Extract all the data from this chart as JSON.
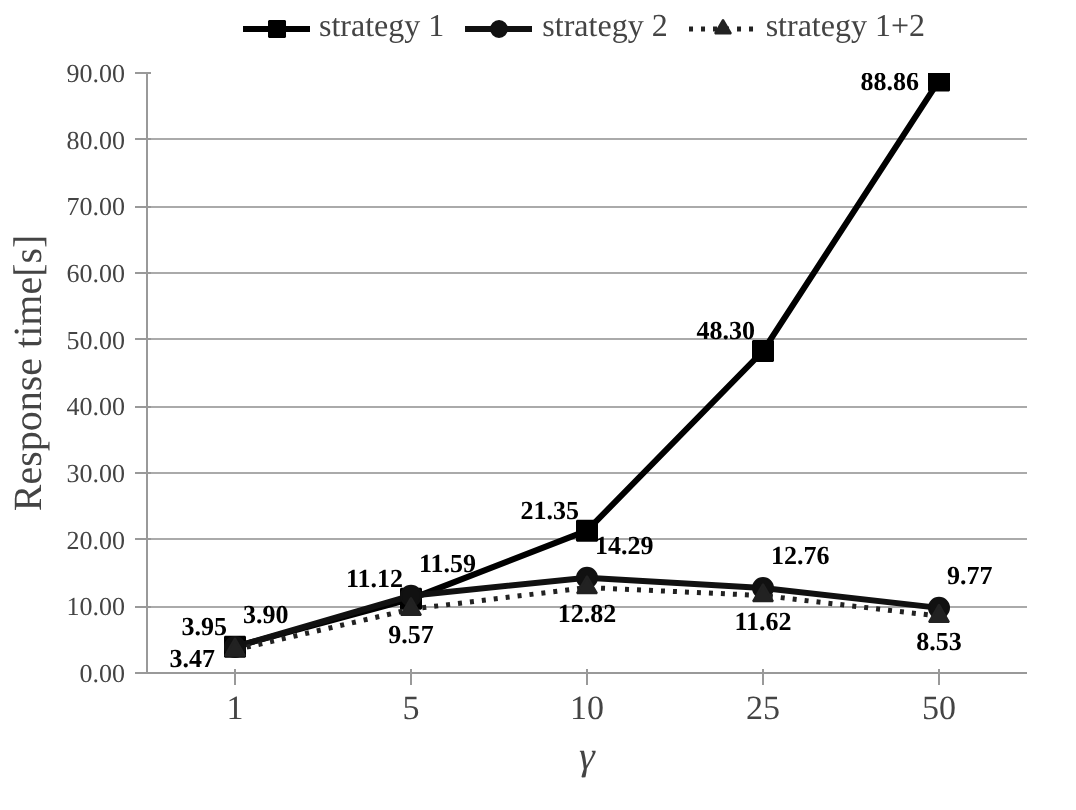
{
  "chart_data": {
    "type": "line",
    "xlabel": "γ",
    "ylabel": "Response time[s]",
    "categories": [
      "1",
      "5",
      "10",
      "25",
      "50"
    ],
    "ylim": [
      0,
      90
    ],
    "yticks": [
      {
        "value": 0,
        "label": "0.00"
      },
      {
        "value": 10,
        "label": "10.00"
      },
      {
        "value": 20,
        "label": "20.00"
      },
      {
        "value": 30,
        "label": "30.00"
      },
      {
        "value": 40,
        "label": "40.00"
      },
      {
        "value": 50,
        "label": "50.00"
      },
      {
        "value": 60,
        "label": "60.00"
      },
      {
        "value": 70,
        "label": "70.00"
      },
      {
        "value": 80,
        "label": "80.00"
      },
      {
        "value": 90,
        "label": "90.00"
      }
    ],
    "grid": "y",
    "legend": "top",
    "series": [
      {
        "name": "strategy 1",
        "color": "#000000",
        "marker": "square",
        "line_style": "solid",
        "values": [
          3.95,
          11.12,
          21.35,
          48.3,
          88.86
        ],
        "value_labels": [
          "3.95",
          "11.12",
          "21.35",
          "48.30",
          "88.86"
        ]
      },
      {
        "name": "strategy 2",
        "color": "#111111",
        "marker": "circle",
        "line_style": "solid",
        "values": [
          3.9,
          11.59,
          14.29,
          12.76,
          9.77
        ],
        "value_labels": [
          "3.90",
          "11.59",
          "14.29",
          "12.76",
          "9.77"
        ]
      },
      {
        "name": "strategy 1+2",
        "color": "#222222",
        "marker": "triangle",
        "line_style": "dotted",
        "values": [
          3.47,
          9.57,
          12.82,
          11.62,
          8.53
        ],
        "value_labels": [
          "3.47",
          "9.57",
          "12.82",
          "11.62",
          "8.53"
        ]
      }
    ]
  }
}
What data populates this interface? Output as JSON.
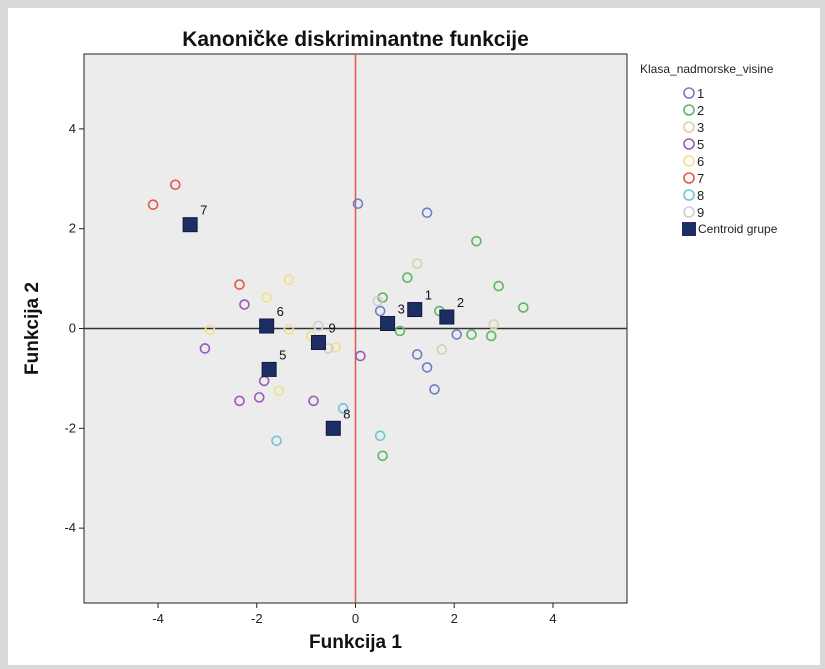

━━━━━━━━━━━━━━━━━━━━

Problem details: Your task is to repeat the material above exactly, without its pictures.

Reply:
Extract all the data from this chart as JSON.
{
  "chart_data": {
    "type": "line",
    "xlabel": "γ",
    "ylabel": "Response time[s]",
    "categories": [
      "1",
      "5",
      "10",
      "25",
      "50"
    ],
    "ylim": [
      0,
      90
    ],
    "yticks": [
      {
        "value": 0,
        "label": "0.00"
      },
      {
        "value": 10,
        "label": "10.00"
      },
      {
        "value": 20,
        "label": "20.00"
      },
      {
        "value": 30,
        "label": "30.00"
      },
      {
        "value": 40,
        "label": "40.00"
      },
      {
        "value": 50,
        "label": "50.00"
      },
      {
        "value": 60,
        "label": "60.00"
      },
      {
        "value": 70,
        "label": "70.00"
      },
      {
        "value": 80,
        "label": "80.00"
      },
      {
        "value": 90,
        "label": "90.00"
      }
    ],
    "grid": "y",
    "legend": "top",
    "series": [
      {
        "name": "strategy 1",
        "color": "#000000",
        "marker": "square",
        "line_style": "solid",
        "values": [
          3.95,
          11.12,
          21.35,
          48.3,
          88.86
        ],
        "value_labels": [
          "3.95",
          "11.12",
          "21.35",
          "48.30",
          "88.86"
        ]
      },
      {
        "name": "strategy 2",
        "color": "#111111",
        "marker": "circle",
        "line_style": "solid",
        "values": [
          3.9,
          11.59,
          14.29,
          12.76,
          9.77
        ],
        "value_labels": [
          "3.90",
          "11.59",
          "14.29",
          "12.76",
          "9.77"
        ]
      },
      {
        "name": "strategy 1+2",
        "color": "#222222",
        "marker": "triangle",
        "line_style": "dotted",
        "values": [
          3.47,
          9.57,
          12.82,
          11.62,
          8.53
        ],
        "value_labels": [
          "3.47",
          "9.57",
          "12.82",
          "11.62",
          "8.53"
        ]
      }
    ]
  }
}
What data populates this interface? Output as JSON.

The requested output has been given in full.